**抜粋:**
品野西遺跡(品野町4‐1086地点)の発掘調査

 本遺跡は、瀬戸市品野町4丁目及び6丁目に所在します。品野盆地を西流する水野川の左岸に広がる東西約420m、南北約480mに及ぶ、大集落遺跡です。遺跡の中は、水野川近くが沖積地、その南に河岸段丘、南端部は低丘陵となっています。区画整理事業の一環として、平成3年から遺跡全域を対象とする大規模な発掘調査が行われており、遺跡の全容が明らかになっています。

**データ抜粋:**
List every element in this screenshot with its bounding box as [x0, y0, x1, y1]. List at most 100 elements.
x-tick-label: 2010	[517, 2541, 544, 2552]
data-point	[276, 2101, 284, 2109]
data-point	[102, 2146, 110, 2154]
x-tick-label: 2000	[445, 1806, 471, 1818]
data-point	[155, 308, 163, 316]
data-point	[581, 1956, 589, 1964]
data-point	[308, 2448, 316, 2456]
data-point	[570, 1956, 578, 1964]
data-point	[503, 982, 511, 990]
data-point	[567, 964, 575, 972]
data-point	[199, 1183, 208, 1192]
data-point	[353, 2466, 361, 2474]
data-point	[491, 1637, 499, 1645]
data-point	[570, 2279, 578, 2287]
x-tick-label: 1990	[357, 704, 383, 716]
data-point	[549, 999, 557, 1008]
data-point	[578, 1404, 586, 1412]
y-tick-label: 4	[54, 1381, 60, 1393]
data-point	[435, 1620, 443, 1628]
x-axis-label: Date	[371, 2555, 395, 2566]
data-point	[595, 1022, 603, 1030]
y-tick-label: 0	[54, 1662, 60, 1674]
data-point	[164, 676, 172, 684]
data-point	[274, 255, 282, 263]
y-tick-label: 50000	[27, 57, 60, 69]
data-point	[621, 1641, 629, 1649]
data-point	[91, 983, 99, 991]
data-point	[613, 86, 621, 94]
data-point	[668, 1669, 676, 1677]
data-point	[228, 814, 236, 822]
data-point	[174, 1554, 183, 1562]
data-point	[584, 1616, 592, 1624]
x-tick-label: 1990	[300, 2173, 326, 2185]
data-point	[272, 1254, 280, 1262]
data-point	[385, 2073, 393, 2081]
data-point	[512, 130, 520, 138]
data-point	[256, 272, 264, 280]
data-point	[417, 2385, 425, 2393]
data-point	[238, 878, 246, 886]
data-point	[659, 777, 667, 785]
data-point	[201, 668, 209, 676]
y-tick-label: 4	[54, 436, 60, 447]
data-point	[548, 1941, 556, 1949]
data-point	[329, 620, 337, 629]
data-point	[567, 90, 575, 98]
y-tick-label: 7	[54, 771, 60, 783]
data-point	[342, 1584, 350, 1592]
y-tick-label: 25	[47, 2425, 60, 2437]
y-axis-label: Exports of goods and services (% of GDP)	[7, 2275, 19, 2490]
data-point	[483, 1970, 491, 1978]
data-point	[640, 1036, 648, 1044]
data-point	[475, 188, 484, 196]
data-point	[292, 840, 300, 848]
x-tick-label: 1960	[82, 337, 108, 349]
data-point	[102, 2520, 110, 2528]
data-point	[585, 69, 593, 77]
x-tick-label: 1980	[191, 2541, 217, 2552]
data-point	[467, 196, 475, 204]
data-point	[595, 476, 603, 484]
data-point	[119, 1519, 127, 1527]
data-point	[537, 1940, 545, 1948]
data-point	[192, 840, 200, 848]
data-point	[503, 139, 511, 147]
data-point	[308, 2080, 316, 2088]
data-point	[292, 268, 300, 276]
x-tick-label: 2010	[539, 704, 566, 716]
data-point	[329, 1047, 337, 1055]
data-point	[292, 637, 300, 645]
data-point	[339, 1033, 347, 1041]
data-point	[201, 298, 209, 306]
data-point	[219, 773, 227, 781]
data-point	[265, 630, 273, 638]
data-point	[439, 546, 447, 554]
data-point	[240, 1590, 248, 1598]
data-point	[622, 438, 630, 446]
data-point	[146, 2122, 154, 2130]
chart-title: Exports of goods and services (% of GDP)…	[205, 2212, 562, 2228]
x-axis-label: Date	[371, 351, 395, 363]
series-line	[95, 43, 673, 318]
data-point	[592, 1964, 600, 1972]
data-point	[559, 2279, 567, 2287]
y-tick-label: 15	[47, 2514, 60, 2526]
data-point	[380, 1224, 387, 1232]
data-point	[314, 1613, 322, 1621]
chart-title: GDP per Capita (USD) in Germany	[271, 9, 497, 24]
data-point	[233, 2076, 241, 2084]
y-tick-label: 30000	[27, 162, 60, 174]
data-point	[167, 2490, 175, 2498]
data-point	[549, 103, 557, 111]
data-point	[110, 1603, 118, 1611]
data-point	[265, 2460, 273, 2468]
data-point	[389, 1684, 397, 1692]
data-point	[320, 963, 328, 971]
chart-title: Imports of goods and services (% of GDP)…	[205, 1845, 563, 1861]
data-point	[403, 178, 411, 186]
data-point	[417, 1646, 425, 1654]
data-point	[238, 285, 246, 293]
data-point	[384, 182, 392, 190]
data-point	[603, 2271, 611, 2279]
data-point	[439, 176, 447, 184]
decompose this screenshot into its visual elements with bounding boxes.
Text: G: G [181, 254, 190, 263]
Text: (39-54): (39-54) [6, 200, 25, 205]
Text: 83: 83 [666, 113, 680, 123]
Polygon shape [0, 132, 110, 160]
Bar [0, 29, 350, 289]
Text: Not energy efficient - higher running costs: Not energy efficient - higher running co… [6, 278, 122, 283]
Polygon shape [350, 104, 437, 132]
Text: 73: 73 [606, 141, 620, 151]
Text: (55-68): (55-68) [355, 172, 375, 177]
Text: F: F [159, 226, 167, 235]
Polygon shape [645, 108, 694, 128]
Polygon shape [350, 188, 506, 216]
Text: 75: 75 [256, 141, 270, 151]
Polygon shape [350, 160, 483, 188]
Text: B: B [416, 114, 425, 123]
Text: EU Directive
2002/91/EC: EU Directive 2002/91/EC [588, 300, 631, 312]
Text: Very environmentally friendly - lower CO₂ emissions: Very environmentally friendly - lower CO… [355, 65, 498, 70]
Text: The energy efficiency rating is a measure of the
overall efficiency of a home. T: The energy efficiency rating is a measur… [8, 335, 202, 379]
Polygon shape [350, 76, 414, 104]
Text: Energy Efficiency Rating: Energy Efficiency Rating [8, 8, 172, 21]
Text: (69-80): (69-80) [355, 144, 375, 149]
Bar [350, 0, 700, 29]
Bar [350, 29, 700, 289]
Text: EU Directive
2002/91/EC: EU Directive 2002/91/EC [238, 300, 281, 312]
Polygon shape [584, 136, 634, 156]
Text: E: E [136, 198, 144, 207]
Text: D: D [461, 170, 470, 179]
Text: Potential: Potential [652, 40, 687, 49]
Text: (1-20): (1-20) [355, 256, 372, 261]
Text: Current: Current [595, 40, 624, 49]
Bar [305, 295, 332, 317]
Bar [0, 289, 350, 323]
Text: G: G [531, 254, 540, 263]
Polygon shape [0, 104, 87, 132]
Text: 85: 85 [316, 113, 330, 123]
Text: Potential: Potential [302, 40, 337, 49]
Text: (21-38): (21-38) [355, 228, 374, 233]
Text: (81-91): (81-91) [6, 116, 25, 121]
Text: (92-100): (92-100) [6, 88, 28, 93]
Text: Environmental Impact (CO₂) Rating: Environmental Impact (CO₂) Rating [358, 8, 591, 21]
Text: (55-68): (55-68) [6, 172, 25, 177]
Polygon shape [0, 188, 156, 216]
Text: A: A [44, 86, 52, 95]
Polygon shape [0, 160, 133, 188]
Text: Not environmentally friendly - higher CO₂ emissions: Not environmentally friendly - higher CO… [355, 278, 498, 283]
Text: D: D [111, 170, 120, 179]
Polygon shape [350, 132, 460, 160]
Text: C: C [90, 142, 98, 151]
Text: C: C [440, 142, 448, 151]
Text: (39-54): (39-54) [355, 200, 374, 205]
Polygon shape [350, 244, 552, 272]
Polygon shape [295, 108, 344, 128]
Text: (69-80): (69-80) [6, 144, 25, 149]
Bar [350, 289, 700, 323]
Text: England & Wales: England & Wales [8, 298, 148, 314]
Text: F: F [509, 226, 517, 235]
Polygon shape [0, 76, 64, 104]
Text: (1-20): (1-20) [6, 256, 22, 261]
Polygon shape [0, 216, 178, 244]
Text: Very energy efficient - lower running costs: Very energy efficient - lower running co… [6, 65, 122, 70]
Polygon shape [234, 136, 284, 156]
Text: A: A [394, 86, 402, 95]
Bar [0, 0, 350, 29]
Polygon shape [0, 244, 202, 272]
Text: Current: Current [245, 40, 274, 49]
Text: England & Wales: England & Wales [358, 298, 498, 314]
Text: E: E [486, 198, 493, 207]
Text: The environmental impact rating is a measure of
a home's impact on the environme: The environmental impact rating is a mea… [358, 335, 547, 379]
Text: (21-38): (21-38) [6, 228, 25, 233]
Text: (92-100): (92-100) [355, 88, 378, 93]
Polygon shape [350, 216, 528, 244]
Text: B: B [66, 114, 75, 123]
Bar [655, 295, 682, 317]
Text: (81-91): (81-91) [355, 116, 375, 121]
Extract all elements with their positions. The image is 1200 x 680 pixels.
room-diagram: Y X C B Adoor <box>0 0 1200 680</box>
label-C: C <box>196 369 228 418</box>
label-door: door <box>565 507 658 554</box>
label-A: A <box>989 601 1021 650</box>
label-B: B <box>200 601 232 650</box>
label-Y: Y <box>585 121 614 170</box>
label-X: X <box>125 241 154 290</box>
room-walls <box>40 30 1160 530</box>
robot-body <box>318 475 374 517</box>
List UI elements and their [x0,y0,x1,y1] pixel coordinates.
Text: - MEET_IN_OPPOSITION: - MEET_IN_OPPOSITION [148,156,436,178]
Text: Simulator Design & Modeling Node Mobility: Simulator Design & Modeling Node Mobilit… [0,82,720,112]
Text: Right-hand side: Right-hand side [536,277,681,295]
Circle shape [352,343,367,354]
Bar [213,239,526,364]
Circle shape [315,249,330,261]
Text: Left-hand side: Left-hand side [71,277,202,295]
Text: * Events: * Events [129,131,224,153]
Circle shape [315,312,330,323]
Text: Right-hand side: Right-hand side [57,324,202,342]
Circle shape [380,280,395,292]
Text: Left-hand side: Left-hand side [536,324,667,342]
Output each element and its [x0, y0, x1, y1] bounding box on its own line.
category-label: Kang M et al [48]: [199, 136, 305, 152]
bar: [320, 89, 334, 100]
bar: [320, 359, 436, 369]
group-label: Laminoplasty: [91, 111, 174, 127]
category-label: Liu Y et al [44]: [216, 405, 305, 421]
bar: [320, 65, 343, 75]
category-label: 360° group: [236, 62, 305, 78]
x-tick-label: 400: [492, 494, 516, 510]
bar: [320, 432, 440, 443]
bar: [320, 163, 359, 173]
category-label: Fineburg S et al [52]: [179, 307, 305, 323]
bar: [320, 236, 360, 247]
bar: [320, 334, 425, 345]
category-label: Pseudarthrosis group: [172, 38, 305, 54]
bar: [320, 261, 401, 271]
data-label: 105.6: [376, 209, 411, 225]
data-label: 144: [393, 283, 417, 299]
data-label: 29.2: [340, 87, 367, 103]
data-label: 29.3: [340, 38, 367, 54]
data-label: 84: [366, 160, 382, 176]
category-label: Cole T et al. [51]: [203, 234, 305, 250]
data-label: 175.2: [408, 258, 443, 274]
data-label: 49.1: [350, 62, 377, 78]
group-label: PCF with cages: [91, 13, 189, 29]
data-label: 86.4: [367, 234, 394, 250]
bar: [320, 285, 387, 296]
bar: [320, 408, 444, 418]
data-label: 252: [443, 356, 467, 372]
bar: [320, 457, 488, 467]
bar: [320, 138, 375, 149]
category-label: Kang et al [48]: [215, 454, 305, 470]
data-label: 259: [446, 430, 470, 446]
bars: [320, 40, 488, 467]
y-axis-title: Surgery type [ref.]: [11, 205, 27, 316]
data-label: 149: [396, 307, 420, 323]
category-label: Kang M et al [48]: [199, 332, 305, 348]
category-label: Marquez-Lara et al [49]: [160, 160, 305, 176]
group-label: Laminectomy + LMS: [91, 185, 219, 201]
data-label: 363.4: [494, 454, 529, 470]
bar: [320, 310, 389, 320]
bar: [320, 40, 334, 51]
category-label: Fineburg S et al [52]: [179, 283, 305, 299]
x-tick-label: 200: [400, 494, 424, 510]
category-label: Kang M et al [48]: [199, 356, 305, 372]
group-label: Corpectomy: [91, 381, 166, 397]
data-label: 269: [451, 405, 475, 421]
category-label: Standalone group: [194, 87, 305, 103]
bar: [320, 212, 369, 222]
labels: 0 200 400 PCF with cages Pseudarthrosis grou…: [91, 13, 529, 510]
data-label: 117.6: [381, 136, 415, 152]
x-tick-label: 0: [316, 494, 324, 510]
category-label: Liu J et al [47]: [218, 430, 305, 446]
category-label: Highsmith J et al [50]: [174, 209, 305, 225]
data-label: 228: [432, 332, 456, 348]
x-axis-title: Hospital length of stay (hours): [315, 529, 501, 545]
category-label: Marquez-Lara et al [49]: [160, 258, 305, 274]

**問題 1:**
品野西遺跡に関する抜粋に照らして、次の(a)〜(c)がそれぞれ合っているかを「はい」か「いいえ」で答え、判断の根拠となる本文の語句をそのまま引用してください。(a) 遺跡は水野川の右岸に広がっている。(b) 遺跡の南端部は低丘陵となっている。(c) 大規模な発掘調査は平成3年から行われている。
**問題 2:**
記録の冒頭から「1183, 208, 1192]」を含む行までの範囲を、「x-tick-label」を「x-axis-tick」に置き換えて書き直してください。それ以外の部分は一切変えないでください。

**解答 1:**
(a) いいえ。「品野盆地を西流する水野川の左岸に広がる」
(b) はい。「南端部は低丘陵となっています」
(c) はい。「平成3年から遺跡全域を対象とする大規模な発掘調査が行われており」

**解答 2:**
List every element in this screenshot with its bounding box as [x0, y0, x1, y1]. List at most 100 elements.
x-axis-tick: 2010	[517, 2541, 544, 2552]
data-point	[276, 2101, 284, 2109]
data-point	[102, 2146, 110, 2154]
x-axis-tick: 2000	[445, 1806, 471, 1818]
data-point	[155, 308, 163, 316]
data-point	[581, 1956, 589, 1964]
data-point	[308, 2448, 316, 2456]
data-point	[570, 1956, 578, 1964]
data-point	[503, 982, 511, 990]
data-point	[567, 964, 575, 972]
data-point	[199, 1183, 208, 1192]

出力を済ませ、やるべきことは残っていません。